### Task input:
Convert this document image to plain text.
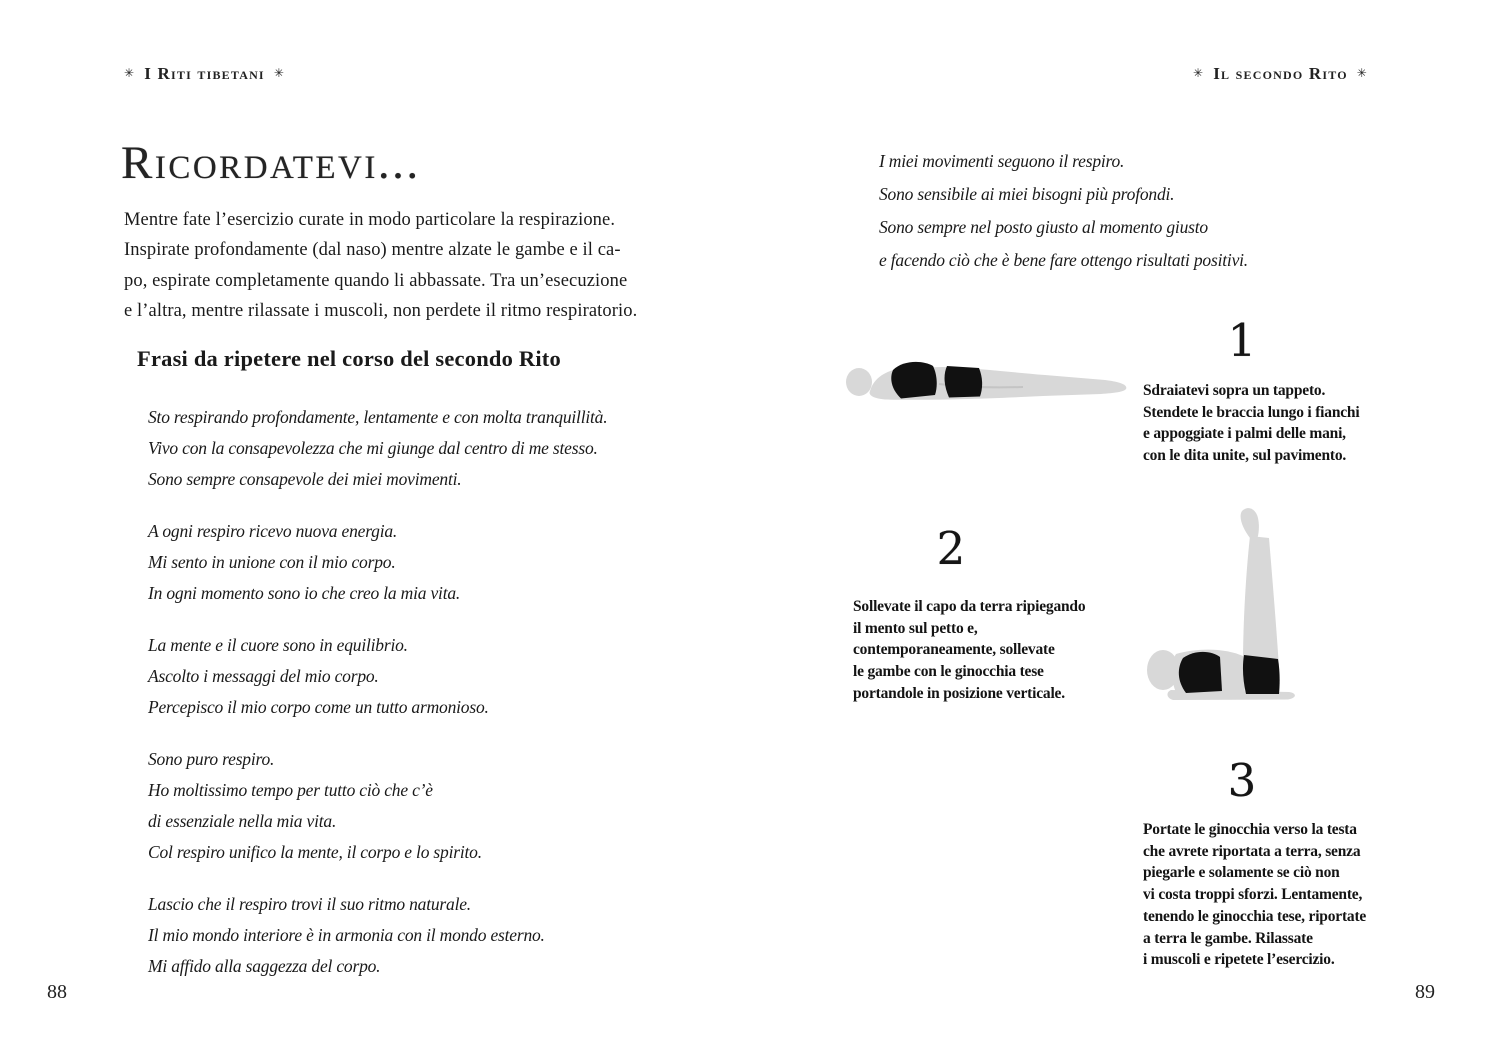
✳ I Riti tibetani ✳
Ricordatevi...
Mentre fate l’esercizio curate in modo particolare la respirazione.
Inspirate profondamente (dal naso) mentre alzate le gambe e il ca-
po, espirate completamente quando li abbassate. Tra un’esecuzione
e l’altra, mentre rilassate i muscoli, non perdete il ritmo respiratorio.
Frasi da ripetere nel corso del secondo Rito
Sto respirando profondamente, lentamente e con molta tranquillità.
Vivo con la consapevolezza che mi giunge dal centro di me stesso.
Sono sempre consapevole dei miei movimenti.
A ogni respiro ricevo nuova energia.
Mi sento in unione con il mio corpo.
In ogni momento sono io che creo la mia vita.
La mente e il cuore sono in equilibrio.
Ascolto i messaggi del mio corpo.
Percepisco il mio corpo come un tutto armonioso.
Sono puro respiro.
Ho moltissimo tempo per tutto ciò che c’è
di essenziale nella mia vita.
Col respiro unifico la mente, il corpo e lo spirito.
Lascio che il respiro trovi il suo ritmo naturale.
Il mio mondo interiore è in armonia con il mondo esterno.
Mi affido alla saggezza del corpo.
88
✳ Il secondo Rito ✳
I miei movimenti seguono il respiro.
Sono sensibile ai miei bisogni più profondi.
Sono sempre nel posto giusto al momento giusto
e facendo ciò che è bene fare ottengo risultati positivi.
1
Sdraiatevi sopra un tappeto.
Stendete le braccia lungo i fianchi
e appoggiate i palmi delle mani,
con le dita unite, sul pavimento.
2
Sollevate il capo da terra ripiegando
il mento sul petto e,
contemporaneamente, sollevate
le gambe con le ginocchia tese
portandole in posizione verticale.
3
Portate le ginocchia verso la testa
che avrete riportata a terra, senza
piegarle e solamente se ciò non
vi costa troppi sforzi. Lentamente,
tenendo le ginocchia tese, riportate
a terra le gambe. Rilassate
i muscoli e ripetete l’esercizio.
89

### Task directions:
Using the material above, set down every line exactly, but skip the pictures.

### Written response:
Convert this document image to plain text.
✳ I Riti tibetani ✳
Ricordatevi...
Mentre fate l’esercizio curate in modo particolare la respirazione.
Inspirate profondamente (dal naso) mentre alzate le gambe e il ca-
po, espirate completamente quando li abbassate. Tra un’esecuzione
e l’altra, mentre rilassate i muscoli, non perdete il ritmo respiratorio.
Frasi da ripetere nel corso del secondo Rito
Sto respirando profondamente, lentamente e con molta tranquillità.
Vivo con la consapevolezza che mi giunge dal centro di me stesso.
Sono sempre consapevole dei miei movimenti.
A ogni respiro ricevo nuova energia.
Mi sento in unione con il mio corpo.
In ogni momento sono io che creo la mia vita.
La mente e il cuore sono in equilibrio.
Ascolto i messaggi del mio corpo.
Percepisco il mio corpo come un tutto armonioso.
Sono puro respiro.
Ho moltissimo tempo per tutto ciò che c’è
di essenziale nella mia vita.
Col respiro unifico la mente, il corpo e lo spirito.
Lascio che il respiro trovi il suo ritmo naturale.
Il mio mondo interiore è in armonia con il mondo esterno.
Mi affido alla saggezza del corpo.
88
✳ Il secondo Rito ✳
I miei movimenti seguono il respiro.
Sono sensibile ai miei bisogni più profondi.
Sono sempre nel posto giusto al momento giusto
e facendo ciò che è bene fare ottengo risultati positivi.
1
Sdraiatevi sopra un tappeto.
Stendete le braccia lungo i fianchi
e appoggiate i palmi delle mani,
con le dita unite, sul pavimento.
2
Sollevate il capo da terra ripiegando
il mento sul petto e,
contemporaneamente, sollevate
le gambe con le ginocchia tese
portandole in posizione verticale.
3
Portate le ginocchia verso la testa
che avrete riportata a terra, senza
piegarle e solamente se ciò non
vi costa troppi sforzi. Lentamente,
tenendo le ginocchia tese, riportate
a terra le gambe. Rilassate
i muscoli e ripetete l’esercizio.
89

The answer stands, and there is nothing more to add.